■ **REQUIREMENTS**: Return every line below in which "Discovery" appears.

[Stored data entries]
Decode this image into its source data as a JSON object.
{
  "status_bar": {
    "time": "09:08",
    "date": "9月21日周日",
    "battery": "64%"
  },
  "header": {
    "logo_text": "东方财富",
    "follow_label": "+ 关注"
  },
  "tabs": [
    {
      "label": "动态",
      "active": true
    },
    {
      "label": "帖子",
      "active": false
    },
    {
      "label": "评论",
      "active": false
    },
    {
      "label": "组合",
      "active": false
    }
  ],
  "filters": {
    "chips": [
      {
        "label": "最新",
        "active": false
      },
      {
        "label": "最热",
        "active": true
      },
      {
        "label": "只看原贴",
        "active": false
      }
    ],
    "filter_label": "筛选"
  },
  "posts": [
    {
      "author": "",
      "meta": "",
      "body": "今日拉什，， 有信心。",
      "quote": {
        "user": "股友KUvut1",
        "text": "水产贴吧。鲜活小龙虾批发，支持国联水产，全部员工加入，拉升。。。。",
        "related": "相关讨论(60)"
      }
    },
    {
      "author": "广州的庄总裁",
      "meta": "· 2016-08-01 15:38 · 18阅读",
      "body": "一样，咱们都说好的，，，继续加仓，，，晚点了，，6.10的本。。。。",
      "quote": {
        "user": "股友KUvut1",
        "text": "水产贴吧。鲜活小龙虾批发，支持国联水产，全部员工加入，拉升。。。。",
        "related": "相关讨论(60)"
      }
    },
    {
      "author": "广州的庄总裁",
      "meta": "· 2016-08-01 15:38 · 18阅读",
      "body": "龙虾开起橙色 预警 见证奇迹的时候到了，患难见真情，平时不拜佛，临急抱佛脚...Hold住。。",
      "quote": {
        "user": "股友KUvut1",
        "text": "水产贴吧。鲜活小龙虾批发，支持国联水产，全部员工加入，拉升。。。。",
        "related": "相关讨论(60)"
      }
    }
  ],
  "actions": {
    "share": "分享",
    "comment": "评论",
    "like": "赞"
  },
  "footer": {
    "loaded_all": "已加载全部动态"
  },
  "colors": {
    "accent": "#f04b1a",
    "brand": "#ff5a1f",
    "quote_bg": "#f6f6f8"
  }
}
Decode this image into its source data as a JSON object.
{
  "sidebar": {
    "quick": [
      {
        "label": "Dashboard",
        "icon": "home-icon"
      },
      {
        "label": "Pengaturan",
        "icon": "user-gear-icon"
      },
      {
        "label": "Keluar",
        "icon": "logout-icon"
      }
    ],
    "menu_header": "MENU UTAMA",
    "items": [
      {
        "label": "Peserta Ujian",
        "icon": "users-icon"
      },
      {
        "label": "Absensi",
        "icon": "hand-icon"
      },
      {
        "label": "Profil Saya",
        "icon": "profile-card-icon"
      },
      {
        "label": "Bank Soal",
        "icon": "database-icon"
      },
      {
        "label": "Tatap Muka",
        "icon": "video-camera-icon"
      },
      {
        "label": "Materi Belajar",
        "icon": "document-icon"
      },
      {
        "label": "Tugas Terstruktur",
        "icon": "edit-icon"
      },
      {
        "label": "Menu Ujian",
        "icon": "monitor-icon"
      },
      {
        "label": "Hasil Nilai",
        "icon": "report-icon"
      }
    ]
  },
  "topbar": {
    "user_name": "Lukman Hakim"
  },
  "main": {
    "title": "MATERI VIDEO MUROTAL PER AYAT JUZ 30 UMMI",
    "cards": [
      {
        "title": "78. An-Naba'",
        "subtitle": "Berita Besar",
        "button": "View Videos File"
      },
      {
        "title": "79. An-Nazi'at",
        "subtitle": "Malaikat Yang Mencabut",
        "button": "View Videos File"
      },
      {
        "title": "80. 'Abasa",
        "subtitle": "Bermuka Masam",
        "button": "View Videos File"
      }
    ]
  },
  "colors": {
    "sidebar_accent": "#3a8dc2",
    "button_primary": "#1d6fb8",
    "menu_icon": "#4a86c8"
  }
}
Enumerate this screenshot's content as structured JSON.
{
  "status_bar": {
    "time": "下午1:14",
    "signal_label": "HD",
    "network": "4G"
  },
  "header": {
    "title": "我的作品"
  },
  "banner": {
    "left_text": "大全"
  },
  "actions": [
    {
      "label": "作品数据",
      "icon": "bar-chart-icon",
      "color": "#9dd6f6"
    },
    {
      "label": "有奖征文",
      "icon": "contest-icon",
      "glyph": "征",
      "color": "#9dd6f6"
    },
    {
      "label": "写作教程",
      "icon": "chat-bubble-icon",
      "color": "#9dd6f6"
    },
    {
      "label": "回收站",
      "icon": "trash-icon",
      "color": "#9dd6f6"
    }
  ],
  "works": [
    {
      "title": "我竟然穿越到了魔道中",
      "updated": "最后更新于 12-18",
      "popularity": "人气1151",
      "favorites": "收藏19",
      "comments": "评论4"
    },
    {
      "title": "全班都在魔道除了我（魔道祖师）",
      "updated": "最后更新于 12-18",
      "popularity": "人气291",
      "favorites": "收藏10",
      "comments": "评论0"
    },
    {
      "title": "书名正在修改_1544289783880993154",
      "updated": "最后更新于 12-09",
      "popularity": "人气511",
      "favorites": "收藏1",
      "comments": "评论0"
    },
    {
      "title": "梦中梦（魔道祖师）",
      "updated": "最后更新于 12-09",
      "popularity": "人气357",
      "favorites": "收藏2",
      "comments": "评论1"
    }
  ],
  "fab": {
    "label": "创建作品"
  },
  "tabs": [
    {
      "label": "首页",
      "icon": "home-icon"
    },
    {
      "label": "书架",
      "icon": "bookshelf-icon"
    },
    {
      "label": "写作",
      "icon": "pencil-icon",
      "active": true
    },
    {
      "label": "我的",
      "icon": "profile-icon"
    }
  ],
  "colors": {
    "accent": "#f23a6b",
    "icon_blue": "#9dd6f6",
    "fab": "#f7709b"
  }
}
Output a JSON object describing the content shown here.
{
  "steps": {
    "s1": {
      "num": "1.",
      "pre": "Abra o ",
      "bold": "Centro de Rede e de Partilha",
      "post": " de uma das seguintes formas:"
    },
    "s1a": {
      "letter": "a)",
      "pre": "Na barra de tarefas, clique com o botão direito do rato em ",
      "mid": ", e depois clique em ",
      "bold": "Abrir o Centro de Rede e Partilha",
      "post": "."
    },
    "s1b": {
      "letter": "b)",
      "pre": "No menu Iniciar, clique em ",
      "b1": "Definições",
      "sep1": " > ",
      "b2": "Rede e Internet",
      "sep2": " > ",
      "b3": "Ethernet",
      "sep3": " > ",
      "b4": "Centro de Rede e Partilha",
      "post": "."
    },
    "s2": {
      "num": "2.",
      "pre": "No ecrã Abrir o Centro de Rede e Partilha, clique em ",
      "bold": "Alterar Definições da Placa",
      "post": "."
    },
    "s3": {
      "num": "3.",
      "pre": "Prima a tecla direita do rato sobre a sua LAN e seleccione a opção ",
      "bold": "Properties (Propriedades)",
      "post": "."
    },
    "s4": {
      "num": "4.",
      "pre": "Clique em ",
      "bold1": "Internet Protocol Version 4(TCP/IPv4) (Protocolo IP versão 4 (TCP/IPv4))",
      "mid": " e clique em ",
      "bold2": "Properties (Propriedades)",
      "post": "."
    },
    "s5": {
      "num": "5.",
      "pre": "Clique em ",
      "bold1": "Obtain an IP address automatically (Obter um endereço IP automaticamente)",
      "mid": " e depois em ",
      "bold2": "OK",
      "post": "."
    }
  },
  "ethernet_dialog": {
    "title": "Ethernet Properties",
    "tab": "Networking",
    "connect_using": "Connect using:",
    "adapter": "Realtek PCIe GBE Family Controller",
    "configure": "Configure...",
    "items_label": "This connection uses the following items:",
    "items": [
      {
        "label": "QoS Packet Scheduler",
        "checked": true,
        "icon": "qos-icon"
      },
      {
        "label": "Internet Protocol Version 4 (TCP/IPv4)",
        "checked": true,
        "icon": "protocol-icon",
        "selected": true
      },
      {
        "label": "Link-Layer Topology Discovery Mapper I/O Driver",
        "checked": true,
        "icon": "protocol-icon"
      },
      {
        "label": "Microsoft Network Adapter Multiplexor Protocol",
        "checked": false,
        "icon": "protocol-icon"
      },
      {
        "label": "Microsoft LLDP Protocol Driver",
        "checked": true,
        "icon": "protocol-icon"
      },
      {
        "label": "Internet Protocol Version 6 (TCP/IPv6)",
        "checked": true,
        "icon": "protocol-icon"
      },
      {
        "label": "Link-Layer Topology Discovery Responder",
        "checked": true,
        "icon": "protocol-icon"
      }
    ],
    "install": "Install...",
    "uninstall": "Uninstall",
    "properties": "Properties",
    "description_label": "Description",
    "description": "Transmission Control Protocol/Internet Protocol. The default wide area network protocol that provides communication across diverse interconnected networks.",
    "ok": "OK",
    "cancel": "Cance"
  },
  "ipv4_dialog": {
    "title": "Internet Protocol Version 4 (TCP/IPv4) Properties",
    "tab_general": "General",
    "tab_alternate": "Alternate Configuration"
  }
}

■ **RESPONSE TO THIS EXERCISE**:
        "label": "Link-Layer Topology Discovery Mapper I/O Driver",
        "label": "Link-Layer Topology Discovery Responder",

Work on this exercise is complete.